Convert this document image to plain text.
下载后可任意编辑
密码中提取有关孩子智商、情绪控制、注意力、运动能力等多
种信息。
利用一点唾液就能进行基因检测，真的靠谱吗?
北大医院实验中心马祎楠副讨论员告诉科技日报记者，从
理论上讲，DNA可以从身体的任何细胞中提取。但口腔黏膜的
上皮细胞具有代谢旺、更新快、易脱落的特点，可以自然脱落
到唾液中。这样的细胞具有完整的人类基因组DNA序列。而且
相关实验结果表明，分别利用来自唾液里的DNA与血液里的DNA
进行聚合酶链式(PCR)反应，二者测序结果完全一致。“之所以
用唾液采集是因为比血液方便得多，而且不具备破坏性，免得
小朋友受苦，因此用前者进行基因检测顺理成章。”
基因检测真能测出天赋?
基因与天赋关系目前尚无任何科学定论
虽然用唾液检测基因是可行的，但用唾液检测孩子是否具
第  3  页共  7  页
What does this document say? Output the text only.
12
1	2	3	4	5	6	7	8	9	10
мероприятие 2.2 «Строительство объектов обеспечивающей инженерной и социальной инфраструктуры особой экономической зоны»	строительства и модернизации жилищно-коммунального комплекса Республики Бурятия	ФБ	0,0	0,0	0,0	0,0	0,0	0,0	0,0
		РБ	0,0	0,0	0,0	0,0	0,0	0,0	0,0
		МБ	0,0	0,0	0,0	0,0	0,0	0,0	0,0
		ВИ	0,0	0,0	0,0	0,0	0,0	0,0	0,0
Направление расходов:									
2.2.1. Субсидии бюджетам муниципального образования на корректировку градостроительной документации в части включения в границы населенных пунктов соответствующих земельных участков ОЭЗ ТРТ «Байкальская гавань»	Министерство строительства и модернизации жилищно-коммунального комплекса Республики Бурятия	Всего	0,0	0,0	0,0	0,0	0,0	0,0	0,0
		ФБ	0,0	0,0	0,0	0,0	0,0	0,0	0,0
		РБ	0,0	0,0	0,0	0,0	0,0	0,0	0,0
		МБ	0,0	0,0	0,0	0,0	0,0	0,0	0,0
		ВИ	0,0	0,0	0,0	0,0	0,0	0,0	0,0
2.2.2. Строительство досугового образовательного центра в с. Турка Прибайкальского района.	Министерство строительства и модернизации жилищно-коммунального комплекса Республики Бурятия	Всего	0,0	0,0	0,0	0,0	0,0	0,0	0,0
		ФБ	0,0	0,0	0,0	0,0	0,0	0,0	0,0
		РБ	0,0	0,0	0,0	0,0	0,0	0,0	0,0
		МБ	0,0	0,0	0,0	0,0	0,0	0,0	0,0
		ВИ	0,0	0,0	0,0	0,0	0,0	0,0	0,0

Short exercise: Repeat all of the records above exactly as they appear.

Exercise output:
Convert this document image to plain text.
下载后可任意编辑
密码中提取有关孩子智商、情绪控制、注意力、运动能力等多
种信息。
利用一点唾液就能进行基因检测，真的靠谱吗?
北大医院实验中心马祎楠副讨论员告诉科技日报记者，从
理论上讲，DNA可以从身体的任何细胞中提取。但口腔黏膜的
上皮细胞具有代谢旺、更新快、易脱落的特点，可以自然脱落
到唾液中。这样的细胞具有完整的人类基因组DNA序列。而且
相关实验结果表明，分别利用来自唾液里的DNA与血液里的DNA
进行聚合酶链式(PCR)反应，二者测序结果完全一致。“之所以
用唾液采集是因为比血液方便得多，而且不具备破坏性，免得
小朋友受苦，因此用前者进行基因检测顺理成章。”
基因检测真能测出天赋?
基因与天赋关系目前尚无任何科学定论
虽然用唾液检测基因是可行的，但用唾液检测孩子是否具
第  3  页共  7  页
What does this document say? Output the text only.
12
1	2	3	4	5	6	7	8	9	10
мероприятие 2.2 «Строительство объектов обеспечивающей инженерной и социальной инфраструктуры особой экономической зоны»	строительства и модернизации жилищно-коммунального комплекса Республики Бурятия	ФБ	0,0	0,0	0,0	0,0	0,0	0,0	0,0
		РБ	0,0	0,0	0,0	0,0	0,0	0,0	0,0
		МБ	0,0	0,0	0,0	0,0	0,0	0,0	0,0
		ВИ	0,0	0,0	0,0	0,0	0,0	0,0	0,0
Направление расходов:									
2.2.1. Субсидии бюджетам муниципального образования на корректировку градостроительной документации в части включения в границы населенных пунктов соответствующих земельных участков ОЭЗ ТРТ «Байкальская гавань»	Министерство строительства и модернизации жилищно-коммунального комплекса Республики Бурятия	Всего	0,0	0,0	0,0	0,0	0,0	0,0	0,0
		ФБ	0,0	0,0	0,0	0,0	0,0	0,0	0,0
		РБ	0,0	0,0	0,0	0,0	0,0	0,0	0,0
		МБ	0,0	0,0	0,0	0,0	0,0	0,0	0,0
		ВИ	0,0	0,0	0,0	0,0	0,0	0,0	0,0
2.2.2. Строительство досугового образовательного центра в с. Турка Прибайкальского района.	Министерство строительства и модернизации жилищно-коммунального комплекса Республики Бурятия	Всего	0,0	0,0	0,0	0,0	0,0	0,0	0,0
		ФБ	0,0	0,0	0,0	0,0	0,0	0,0	0,0
		РБ	0,0	0,0	0,0	0,0	0,0	0,0	0,0
		МБ	0,0	0,0	0,0	0,0	0,0	0,0	0,0
		ВИ	0,0	0,0	0,0	0,0	0,0	0,0	0,0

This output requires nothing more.